***** Extracted entries *****
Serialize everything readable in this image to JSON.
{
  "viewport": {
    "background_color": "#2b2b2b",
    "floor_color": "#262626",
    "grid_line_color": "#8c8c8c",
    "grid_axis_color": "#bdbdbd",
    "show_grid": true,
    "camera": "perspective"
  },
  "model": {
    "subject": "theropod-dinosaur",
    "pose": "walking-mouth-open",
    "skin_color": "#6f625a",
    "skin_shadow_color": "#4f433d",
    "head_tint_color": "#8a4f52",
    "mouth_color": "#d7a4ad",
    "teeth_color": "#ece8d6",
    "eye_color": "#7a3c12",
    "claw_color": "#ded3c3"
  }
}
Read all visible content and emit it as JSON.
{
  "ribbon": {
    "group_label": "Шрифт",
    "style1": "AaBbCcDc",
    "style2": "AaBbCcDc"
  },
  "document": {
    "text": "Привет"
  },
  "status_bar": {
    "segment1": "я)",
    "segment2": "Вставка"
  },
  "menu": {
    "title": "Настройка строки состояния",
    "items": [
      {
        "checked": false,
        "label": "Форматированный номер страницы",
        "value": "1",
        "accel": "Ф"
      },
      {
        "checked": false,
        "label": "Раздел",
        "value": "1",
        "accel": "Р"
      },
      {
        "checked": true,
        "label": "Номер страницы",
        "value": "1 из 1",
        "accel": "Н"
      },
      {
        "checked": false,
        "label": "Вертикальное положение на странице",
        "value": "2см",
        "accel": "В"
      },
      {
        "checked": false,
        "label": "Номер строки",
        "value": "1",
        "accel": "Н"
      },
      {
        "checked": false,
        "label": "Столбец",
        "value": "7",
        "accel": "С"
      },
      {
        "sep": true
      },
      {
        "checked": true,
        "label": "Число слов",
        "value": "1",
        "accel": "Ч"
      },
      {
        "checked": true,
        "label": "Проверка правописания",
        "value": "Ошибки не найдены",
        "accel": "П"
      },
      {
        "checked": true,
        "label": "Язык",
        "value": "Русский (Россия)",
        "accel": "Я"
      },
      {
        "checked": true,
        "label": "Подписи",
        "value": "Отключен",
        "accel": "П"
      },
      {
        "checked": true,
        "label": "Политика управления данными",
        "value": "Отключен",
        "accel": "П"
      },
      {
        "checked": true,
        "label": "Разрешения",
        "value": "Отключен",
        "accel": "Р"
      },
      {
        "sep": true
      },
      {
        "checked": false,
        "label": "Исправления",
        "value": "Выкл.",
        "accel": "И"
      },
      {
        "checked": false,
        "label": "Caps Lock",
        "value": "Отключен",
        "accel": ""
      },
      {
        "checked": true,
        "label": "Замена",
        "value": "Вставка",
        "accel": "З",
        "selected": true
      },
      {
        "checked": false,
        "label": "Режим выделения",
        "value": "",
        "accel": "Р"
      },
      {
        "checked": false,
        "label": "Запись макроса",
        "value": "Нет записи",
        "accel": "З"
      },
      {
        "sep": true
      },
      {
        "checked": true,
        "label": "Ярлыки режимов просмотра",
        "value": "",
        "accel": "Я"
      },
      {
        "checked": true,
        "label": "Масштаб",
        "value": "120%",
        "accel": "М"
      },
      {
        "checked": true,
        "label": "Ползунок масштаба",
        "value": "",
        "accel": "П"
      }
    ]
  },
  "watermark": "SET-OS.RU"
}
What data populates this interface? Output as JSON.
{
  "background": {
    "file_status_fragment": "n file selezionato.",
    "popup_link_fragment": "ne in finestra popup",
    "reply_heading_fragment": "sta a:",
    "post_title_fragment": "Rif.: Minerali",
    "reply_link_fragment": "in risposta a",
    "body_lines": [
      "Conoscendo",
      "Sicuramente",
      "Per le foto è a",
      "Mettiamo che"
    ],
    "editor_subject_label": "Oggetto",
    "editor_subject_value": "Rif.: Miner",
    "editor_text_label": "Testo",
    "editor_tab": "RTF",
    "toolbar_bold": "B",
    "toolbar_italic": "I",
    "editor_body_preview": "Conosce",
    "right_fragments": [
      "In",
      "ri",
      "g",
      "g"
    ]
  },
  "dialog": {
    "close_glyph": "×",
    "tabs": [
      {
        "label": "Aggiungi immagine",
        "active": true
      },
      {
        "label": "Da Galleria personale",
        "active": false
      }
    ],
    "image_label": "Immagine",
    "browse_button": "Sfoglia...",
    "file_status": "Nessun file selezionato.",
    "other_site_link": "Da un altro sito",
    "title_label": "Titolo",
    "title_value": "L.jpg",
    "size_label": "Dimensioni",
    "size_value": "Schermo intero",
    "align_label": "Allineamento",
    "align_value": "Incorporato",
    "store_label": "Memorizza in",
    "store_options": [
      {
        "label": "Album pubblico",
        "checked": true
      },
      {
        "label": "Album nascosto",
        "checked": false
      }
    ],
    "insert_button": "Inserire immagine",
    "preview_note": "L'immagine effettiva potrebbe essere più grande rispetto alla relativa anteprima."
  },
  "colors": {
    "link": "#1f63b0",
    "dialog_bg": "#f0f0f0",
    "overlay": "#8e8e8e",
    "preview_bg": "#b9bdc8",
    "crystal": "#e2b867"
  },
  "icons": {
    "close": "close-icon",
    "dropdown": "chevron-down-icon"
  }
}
*****
◆ **Exercise instructions**: Retype all of the entries precisely as they are.

◆ **Written solution**:
Serialize everything readable in this image to JSON.
{
  "viewport": {
    "background_color": "#2b2b2b",
    "floor_color": "#262626",
    "grid_line_color": "#8c8c8c",
    "grid_axis_color": "#bdbdbd",
    "show_grid": true,
    "camera": "perspective"
  },
  "model": {
    "subject": "theropod-dinosaur",
    "pose": "walking-mouth-open",
    "skin_color": "#6f625a",
    "skin_shadow_color": "#4f433d",
    "head_tint_color": "#8a4f52",
    "mouth_color": "#d7a4ad",
    "teeth_color": "#ece8d6",
    "eye_color": "#7a3c12",
    "claw_color": "#ded3c3"
  }
}
Read all visible content and emit it as JSON.
{
  "ribbon": {
    "group_label": "Шрифт",
    "style1": "AaBbCcDc",
    "style2": "AaBbCcDc"
  },
  "document": {
    "text": "Привет"
  },
  "status_bar": {
    "segment1": "я)",
    "segment2": "Вставка"
  },
  "menu": {
    "title": "Настройка строки состояния",
    "items": [
      {
        "checked": false,
        "label": "Форматированный номер страницы",
        "value": "1",
        "accel": "Ф"
      },
      {
        "checked": false,
        "label": "Раздел",
        "value": "1",
        "accel": "Р"
      },
      {
        "checked": true,
        "label": "Номер страницы",
        "value": "1 из 1",
        "accel": "Н"
      },
      {
        "checked": false,
        "label": "Вертикальное положение на странице",
        "value": "2см",
        "accel": "В"
      },
      {
        "checked": false,
        "label": "Номер строки",
        "value": "1",
        "accel": "Н"
      },
      {
        "checked": false,
        "label": "Столбец",
        "value": "7",
        "accel": "С"
      },
      {
        "sep": true
      },
      {
        "checked": true,
        "label": "Число слов",
        "value": "1",
        "accel": "Ч"
      },
      {
        "checked": true,
        "label": "Проверка правописания",
        "value": "Ошибки не найдены",
        "accel": "П"
      },
      {
        "checked": true,
        "label": "Язык",
        "value": "Русский (Россия)",
        "accel": "Я"
      },
      {
        "checked": true,
        "label": "Подписи",
        "value": "Отключен",
        "accel": "П"
      },
      {
        "checked": true,
        "label": "Политика управления данными",
        "value": "Отключен",
        "accel": "П"
      },
      {
        "checked": true,
        "label": "Разрешения",
        "value": "Отключен",
        "accel": "Р"
      },
      {
        "sep": true
      },
      {
        "checked": false,
        "label": "Исправления",
        "value": "Выкл.",
        "accel": "И"
      },
      {
        "checked": false,
        "label": "Caps Lock",
        "value": "Отключен",
        "accel": ""
      },
      {
        "checked": true,
        "label": "Замена",
        "value": "Вставка",
        "accel": "З",
        "selected": true
      },
      {
        "checked": false,
        "label": "Режим выделения",
        "value": "",
        "accel": "Р"
      },
      {
        "checked": false,
        "label": "Запись макроса",
        "value": "Нет записи",
        "accel": "З"
      },
      {
        "sep": true
      },
      {
        "checked": true,
        "label": "Ярлыки режимов просмотра",
        "value": "",
        "accel": "Я"
      },
      {
        "checked": true,
        "label": "Масштаб",
        "value": "120%",
        "accel": "М"
      },
      {
        "checked": true,
        "label": "Ползунок масштаба",
        "value": "",
        "accel": "П"
      }
    ]
  },
  "watermark": "SET-OS.RU"
}
What data populates this interface? Output as JSON.
{
  "background": {
    "file_status_fragment": "n file selezionato.",
    "popup_link_fragment": "ne in finestra popup",
    "reply_heading_fragment": "sta a:",
    "post_title_fragment": "Rif.: Minerali",
    "reply_link_fragment": "in risposta a",
    "body_lines": [
      "Conoscendo",
      "Sicuramente",
      "Per le foto è a",
      "Mettiamo che"
    ],
    "editor_subject_label": "Oggetto",
    "editor_subject_value": "Rif.: Miner",
    "editor_text_label": "Testo",
    "editor_tab": "RTF",
    "toolbar_bold": "B",
    "toolbar_italic": "I",
    "editor_body_preview": "Conosce",
    "right_fragments": [
      "In",
      "ri",
      "g",
      "g"
    ]
  },
  "dialog": {
    "close_glyph": "×",
    "tabs": [
      {
        "label": "Aggiungi immagine",
        "active": true
      },
      {
        "label": "Da Galleria personale",
        "active": false
      }
    ],
    "image_label": "Immagine",
    "browse_button": "Sfoglia...",
    "file_status": "Nessun file selezionato.",
    "other_site_link": "Da un altro sito",
    "title_label": "Titolo",
    "title_value": "L.jpg",
    "size_label": "Dimensioni",
    "size_value": "Schermo intero",
    "align_label": "Allineamento",
    "align_value": "Incorporato",
    "store_label": "Memorizza in",
    "store_options": [
      {
        "label": "Album pubblico",
        "checked": true
      },
      {
        "label": "Album nascosto",
        "checked": false
      }
    ],
    "insert_button": "Inserire immagine",
    "preview_note": "L'immagine effettiva potrebbe essere più grande rispetto alla relativa anteprima."
  },
  "colors": {
    "link": "#1f63b0",
    "dialog_bg": "#f0f0f0",
    "overlay": "#8e8e8e",
    "preview_bg": "#b9bdc8",
    "crystal": "#e2b867"
  },
  "icons": {
    "close": "close-icon",
    "dropdown": "chevron-down-icon"
  }
}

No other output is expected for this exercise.